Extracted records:
........

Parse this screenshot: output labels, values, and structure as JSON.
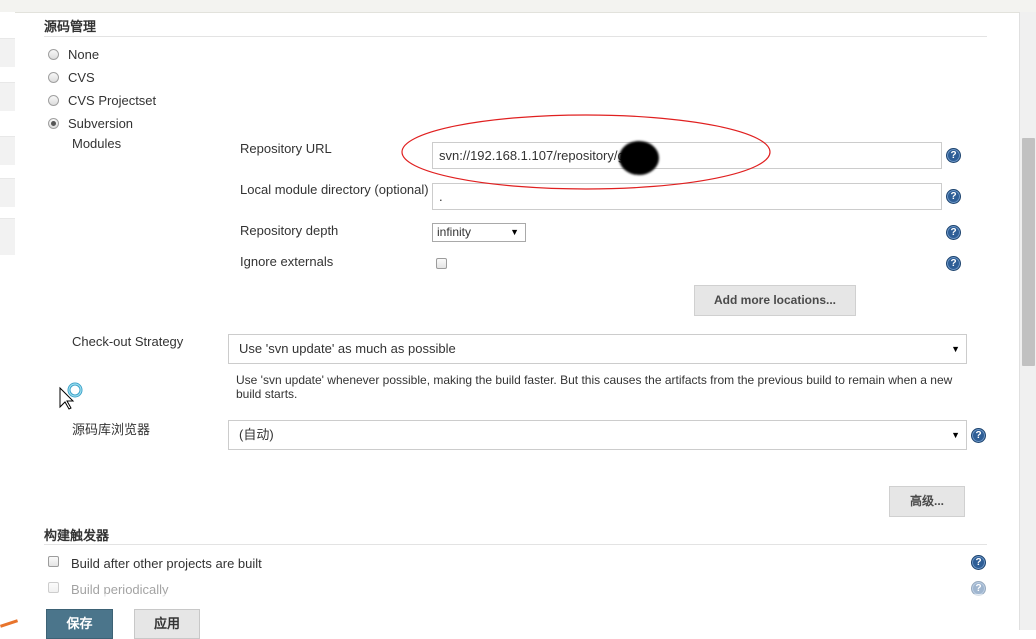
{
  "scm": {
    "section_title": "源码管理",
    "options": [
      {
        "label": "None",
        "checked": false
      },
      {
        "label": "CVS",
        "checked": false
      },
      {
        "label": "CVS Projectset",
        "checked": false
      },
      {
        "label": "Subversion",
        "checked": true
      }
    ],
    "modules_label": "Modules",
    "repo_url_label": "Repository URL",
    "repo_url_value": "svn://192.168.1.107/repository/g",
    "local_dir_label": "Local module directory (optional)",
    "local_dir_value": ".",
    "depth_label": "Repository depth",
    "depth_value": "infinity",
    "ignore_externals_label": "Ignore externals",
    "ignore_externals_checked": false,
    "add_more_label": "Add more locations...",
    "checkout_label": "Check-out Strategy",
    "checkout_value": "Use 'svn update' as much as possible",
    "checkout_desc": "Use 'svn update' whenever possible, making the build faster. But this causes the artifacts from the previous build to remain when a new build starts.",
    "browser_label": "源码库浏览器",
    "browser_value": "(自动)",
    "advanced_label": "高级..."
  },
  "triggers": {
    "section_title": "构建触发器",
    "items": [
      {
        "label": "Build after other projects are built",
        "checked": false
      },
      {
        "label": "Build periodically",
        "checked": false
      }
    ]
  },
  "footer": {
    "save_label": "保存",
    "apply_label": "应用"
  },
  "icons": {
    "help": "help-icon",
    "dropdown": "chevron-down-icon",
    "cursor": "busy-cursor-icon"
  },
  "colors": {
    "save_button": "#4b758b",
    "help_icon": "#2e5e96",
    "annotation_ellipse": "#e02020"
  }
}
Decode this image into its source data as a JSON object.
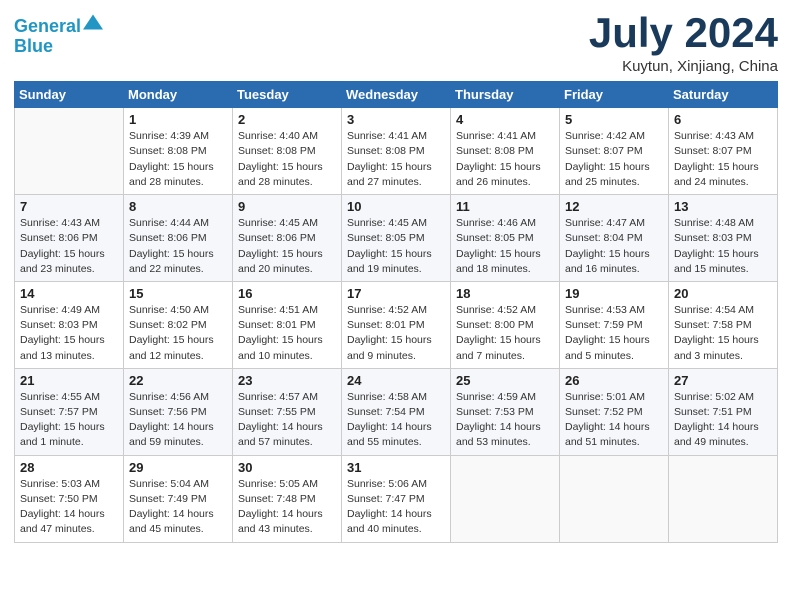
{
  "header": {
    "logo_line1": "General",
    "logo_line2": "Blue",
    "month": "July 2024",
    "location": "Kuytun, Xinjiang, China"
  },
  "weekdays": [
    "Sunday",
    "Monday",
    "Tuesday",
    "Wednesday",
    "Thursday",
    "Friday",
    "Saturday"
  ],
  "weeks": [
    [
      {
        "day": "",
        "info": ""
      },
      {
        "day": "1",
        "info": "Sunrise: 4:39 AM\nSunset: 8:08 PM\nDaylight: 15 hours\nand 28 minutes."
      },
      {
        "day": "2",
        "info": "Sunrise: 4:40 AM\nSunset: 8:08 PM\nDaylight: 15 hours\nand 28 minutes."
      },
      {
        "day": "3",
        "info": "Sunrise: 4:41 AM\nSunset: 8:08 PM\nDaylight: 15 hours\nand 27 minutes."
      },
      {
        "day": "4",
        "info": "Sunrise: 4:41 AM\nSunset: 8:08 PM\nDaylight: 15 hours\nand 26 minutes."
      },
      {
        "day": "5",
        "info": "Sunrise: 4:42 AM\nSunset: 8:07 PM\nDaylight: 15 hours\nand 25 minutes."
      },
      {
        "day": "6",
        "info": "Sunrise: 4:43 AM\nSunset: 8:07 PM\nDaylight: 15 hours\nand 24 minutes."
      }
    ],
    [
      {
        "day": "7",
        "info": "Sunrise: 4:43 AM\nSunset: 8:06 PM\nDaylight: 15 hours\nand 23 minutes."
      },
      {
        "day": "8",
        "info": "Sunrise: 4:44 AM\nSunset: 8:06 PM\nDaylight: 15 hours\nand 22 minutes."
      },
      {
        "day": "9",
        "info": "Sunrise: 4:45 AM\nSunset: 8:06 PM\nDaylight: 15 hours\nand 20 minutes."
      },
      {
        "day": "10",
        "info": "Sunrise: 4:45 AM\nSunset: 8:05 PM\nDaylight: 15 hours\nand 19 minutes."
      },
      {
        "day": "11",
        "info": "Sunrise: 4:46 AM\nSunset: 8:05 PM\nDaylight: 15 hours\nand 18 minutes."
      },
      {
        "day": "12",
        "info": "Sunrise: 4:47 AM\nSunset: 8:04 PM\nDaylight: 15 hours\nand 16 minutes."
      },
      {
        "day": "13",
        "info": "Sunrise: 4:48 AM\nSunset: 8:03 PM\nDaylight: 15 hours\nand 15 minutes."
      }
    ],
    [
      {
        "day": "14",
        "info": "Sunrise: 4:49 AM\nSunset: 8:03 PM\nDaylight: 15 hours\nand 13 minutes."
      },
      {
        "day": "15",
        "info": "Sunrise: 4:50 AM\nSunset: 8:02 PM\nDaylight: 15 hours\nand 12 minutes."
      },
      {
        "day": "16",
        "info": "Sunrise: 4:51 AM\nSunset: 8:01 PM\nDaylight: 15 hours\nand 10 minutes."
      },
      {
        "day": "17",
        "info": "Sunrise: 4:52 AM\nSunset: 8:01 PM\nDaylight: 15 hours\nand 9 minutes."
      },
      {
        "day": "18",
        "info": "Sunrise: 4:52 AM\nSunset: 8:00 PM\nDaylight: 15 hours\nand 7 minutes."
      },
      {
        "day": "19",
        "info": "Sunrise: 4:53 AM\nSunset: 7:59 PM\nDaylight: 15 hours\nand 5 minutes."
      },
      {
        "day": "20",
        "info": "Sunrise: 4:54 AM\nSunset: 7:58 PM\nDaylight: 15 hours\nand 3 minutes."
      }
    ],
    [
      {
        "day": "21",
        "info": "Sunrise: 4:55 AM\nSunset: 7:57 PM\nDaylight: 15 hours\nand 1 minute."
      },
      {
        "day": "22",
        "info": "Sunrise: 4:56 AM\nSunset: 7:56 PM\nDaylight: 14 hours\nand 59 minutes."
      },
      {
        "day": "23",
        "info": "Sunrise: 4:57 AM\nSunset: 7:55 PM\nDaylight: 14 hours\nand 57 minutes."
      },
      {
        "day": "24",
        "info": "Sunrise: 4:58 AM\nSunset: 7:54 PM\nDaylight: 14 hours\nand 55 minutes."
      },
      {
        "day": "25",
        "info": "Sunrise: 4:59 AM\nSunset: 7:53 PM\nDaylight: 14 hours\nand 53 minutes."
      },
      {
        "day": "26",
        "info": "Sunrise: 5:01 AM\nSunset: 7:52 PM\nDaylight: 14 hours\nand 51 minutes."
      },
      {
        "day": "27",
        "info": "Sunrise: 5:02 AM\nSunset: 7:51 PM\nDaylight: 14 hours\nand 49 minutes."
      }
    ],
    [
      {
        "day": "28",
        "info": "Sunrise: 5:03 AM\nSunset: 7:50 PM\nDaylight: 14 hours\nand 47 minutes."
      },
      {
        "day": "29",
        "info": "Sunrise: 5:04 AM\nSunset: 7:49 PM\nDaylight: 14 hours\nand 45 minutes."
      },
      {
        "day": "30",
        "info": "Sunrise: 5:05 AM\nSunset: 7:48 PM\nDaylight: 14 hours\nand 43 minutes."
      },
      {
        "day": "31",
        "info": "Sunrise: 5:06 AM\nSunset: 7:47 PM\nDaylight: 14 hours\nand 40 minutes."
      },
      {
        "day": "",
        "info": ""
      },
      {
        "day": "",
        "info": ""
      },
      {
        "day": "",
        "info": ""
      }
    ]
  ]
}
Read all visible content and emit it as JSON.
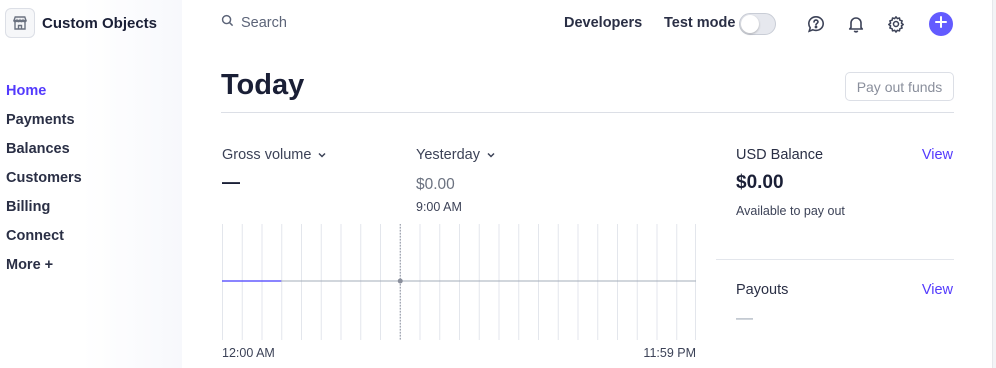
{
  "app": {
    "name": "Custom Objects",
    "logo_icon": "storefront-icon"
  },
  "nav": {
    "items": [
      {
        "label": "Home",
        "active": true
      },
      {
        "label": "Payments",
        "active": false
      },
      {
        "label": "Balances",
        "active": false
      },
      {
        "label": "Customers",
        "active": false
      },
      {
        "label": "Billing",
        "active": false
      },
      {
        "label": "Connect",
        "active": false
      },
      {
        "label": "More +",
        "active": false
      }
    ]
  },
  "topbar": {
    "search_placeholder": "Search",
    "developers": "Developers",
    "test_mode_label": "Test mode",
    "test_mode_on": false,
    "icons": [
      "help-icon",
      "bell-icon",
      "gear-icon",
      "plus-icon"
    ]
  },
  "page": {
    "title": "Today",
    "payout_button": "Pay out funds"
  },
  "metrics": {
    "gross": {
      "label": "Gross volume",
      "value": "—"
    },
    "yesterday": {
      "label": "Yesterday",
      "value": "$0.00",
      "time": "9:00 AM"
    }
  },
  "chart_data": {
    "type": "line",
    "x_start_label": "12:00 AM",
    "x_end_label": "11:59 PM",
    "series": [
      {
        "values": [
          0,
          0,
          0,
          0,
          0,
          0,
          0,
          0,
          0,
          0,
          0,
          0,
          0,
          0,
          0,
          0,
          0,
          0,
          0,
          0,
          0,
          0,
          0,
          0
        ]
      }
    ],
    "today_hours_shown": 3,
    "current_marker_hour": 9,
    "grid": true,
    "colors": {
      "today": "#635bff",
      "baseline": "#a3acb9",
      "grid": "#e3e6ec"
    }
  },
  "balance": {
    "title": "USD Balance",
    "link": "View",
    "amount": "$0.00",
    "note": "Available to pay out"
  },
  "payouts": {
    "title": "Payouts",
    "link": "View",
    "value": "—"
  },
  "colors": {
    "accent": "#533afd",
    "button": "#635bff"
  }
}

........

**Task directions**.
Select all lines in the listing that include the word "JSON".

**Solution to the exercise**.
Parse this screenshot: output labels, values, and structure as JSON.
Decode this image into its source data as a JSON object.
Read all visible content and emit it as JSON.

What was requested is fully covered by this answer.